Data provided:
•••
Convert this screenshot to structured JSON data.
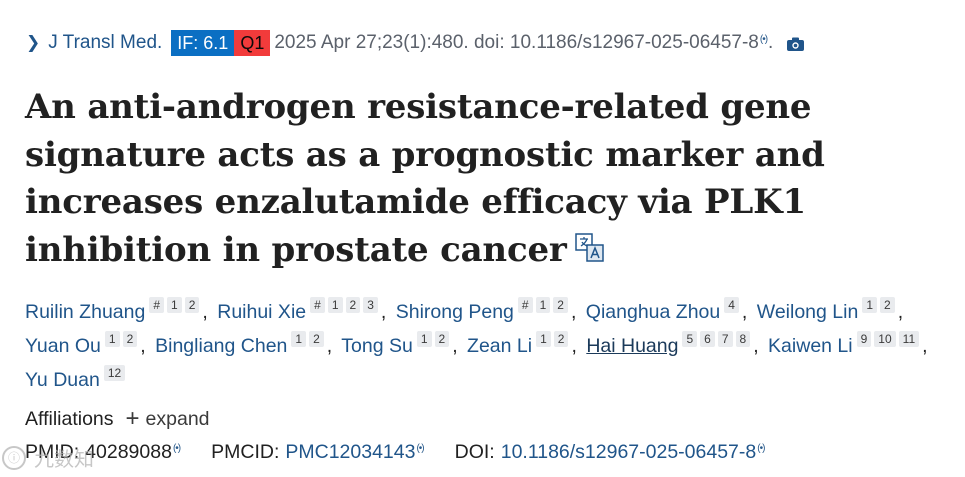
{
  "citation": {
    "journal": "J Transl Med.",
    "impact_factor": "IF: 6.1",
    "quartile": "Q1",
    "details": "2025 Apr 27;23(1):480. doi: 10.1186/s12967-025-06457-8",
    "signal_glyph": "(•)",
    "end_punct": ".",
    "camera_icon": "camera-icon"
  },
  "title": "An anti-androgen resistance-related gene signature acts as a prognostic marker and increases enzalutamide efficacy via PLK1 inhibition in prostate cancer",
  "translate_icon": "translate-icon",
  "authors": [
    {
      "name": "Ruilin Zhuang",
      "sups": [
        "#",
        "1",
        "2"
      ]
    },
    {
      "name": "Ruihui Xie",
      "sups": [
        "#",
        "1",
        "2",
        "3"
      ]
    },
    {
      "name": "Shirong Peng",
      "sups": [
        "#",
        "1",
        "2"
      ]
    },
    {
      "name": "Qianghua Zhou",
      "sups": [
        "4"
      ]
    },
    {
      "name": "Weilong Lin",
      "sups": [
        "1",
        "2"
      ]
    },
    {
      "name": "Yuan Ou",
      "sups": [
        "1",
        "2"
      ]
    },
    {
      "name": "Bingliang Chen",
      "sups": [
        "1",
        "2"
      ]
    },
    {
      "name": "Tong Su",
      "sups": [
        "1",
        "2"
      ]
    },
    {
      "name": "Zean Li",
      "sups": [
        "1",
        "2"
      ]
    },
    {
      "name": "Hai Huang",
      "sups": [
        "5",
        "6",
        "7",
        "8"
      ],
      "underlined": true
    },
    {
      "name": "Kaiwen Li",
      "sups": [
        "9",
        "10",
        "11"
      ]
    },
    {
      "name": "Yu Duan",
      "sups": [
        "12"
      ]
    }
  ],
  "author_separator": ",",
  "affiliations": {
    "label": "Affiliations",
    "plus": "+",
    "expand": "expand"
  },
  "identifiers": {
    "pmid_label": "PMID:",
    "pmid": "40289088",
    "pmcid_label": "PMCID:",
    "pmcid": "PMC12034143",
    "doi_label": "DOI:",
    "doi": "10.1186/s12967-025-06457-8"
  },
  "watermark": {
    "icon_glyph": "ⓘ",
    "text": "九数知"
  },
  "colors": {
    "link": "#20558a",
    "if_badge": "#0b6fc3",
    "q_badge": "#f23b3b"
  }
}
•••
What is expected:
Lines holding "name": count them across the data and reply with the number alone.

Answer to this problem:
12